**WHAT IS NEEDED:**
Repeat each line exactly, leaving nothing out.

— Start —

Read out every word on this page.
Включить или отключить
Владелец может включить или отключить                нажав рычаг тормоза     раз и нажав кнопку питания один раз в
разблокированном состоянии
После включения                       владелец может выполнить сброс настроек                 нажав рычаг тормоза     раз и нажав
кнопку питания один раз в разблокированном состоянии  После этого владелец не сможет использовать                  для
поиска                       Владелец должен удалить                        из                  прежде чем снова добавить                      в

— End —

**TASK OUTPUT:**
Read out every word on this page.
Включить или отключить
Владелец может включить или отключить                нажав рычаг тормоза     раз и нажав кнопку питания один раз в
разблокированном состоянии
После включения                       владелец может выполнить сброс настроек                 нажав рычаг тормоза     раз и нажав
кнопку питания один раз в разблокированном состоянии  После этого владелец не сможет использовать                  для
поиска                       Владелец должен удалить                        из                  прежде чем снова добавить                      в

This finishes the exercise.